*AIM OF THE EXERCISE:* Return the lines below that carry the word "from".

"""

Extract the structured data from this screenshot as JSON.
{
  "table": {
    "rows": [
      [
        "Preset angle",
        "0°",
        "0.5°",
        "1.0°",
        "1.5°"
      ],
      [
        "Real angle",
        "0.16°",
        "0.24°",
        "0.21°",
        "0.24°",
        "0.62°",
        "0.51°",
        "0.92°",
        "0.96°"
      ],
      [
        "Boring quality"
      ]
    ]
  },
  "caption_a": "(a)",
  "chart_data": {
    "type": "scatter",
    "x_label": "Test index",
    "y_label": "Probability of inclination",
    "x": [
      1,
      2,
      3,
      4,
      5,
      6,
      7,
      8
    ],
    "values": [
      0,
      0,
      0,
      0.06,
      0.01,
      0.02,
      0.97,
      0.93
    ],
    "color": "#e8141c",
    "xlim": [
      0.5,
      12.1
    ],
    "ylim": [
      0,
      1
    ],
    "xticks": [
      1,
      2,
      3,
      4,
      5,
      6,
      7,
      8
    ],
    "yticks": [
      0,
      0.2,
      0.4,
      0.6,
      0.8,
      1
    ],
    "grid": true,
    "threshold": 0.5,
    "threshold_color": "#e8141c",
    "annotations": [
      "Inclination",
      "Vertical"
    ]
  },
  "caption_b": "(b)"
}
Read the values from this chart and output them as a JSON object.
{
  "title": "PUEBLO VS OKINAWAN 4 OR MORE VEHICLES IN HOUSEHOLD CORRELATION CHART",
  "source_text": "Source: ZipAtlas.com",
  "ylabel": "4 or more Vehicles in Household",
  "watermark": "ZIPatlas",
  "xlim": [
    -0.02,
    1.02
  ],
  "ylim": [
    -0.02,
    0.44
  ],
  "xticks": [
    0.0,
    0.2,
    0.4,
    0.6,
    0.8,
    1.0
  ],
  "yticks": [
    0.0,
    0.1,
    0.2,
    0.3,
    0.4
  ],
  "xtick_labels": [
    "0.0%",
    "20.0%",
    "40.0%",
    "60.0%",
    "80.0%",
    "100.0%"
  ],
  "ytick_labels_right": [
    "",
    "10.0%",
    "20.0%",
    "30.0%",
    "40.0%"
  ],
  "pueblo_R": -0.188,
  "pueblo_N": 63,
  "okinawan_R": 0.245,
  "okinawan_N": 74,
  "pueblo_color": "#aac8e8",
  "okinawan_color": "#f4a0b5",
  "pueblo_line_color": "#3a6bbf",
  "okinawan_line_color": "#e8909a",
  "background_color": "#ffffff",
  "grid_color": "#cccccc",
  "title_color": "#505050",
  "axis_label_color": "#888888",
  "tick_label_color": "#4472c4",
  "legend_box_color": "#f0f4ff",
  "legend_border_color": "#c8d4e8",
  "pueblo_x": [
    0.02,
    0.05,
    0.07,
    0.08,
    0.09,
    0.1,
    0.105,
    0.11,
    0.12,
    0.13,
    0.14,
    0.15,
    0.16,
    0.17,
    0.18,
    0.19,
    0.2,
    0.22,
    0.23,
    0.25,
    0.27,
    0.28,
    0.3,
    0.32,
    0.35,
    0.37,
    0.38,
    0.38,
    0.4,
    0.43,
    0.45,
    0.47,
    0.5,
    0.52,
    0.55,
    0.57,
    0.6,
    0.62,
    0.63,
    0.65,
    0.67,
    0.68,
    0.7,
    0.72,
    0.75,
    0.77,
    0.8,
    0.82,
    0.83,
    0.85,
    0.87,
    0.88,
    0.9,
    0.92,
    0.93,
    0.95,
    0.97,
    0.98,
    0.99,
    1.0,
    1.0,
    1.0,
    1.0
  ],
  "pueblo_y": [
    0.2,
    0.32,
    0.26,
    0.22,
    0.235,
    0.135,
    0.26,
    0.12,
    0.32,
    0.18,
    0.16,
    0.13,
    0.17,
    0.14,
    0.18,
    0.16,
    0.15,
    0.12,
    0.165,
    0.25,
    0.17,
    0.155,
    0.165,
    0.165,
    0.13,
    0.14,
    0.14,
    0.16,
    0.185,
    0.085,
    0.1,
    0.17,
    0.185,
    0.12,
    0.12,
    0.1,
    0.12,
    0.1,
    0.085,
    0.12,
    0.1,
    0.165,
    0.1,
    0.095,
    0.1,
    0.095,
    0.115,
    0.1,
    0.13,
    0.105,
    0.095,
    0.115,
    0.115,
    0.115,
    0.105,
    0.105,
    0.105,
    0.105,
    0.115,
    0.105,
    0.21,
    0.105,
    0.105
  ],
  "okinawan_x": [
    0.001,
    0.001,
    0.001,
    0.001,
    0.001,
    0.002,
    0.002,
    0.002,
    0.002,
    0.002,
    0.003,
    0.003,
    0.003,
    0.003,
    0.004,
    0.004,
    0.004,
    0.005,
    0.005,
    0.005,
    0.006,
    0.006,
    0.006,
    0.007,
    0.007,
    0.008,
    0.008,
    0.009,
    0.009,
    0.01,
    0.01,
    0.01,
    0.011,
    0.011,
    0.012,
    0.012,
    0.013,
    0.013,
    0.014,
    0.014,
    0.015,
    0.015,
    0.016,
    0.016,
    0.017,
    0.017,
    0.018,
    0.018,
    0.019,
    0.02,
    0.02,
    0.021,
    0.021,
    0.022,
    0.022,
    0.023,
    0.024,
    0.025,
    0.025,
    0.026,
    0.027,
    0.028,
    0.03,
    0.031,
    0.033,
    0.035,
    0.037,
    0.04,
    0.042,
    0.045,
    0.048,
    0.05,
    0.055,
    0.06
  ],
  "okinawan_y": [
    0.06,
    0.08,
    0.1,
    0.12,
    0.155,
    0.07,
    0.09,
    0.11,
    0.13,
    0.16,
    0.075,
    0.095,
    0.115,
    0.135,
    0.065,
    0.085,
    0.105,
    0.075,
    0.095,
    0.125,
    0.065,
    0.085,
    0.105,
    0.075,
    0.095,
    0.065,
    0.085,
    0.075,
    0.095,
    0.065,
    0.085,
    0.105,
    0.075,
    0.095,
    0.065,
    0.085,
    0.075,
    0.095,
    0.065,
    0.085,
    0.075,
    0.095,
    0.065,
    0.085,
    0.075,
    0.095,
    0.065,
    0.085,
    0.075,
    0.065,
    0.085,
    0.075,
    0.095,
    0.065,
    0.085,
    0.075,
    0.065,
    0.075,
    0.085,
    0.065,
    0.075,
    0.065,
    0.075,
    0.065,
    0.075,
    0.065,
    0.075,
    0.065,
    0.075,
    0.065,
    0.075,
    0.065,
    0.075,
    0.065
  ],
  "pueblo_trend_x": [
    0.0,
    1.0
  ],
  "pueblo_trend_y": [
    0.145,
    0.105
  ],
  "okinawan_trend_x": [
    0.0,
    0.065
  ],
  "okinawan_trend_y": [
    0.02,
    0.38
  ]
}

"""

*ANSWER TO THE PROBLEM:*
Extract the structured data from this screenshot as JSON.
Read the values from this chart and output them as a JSON object.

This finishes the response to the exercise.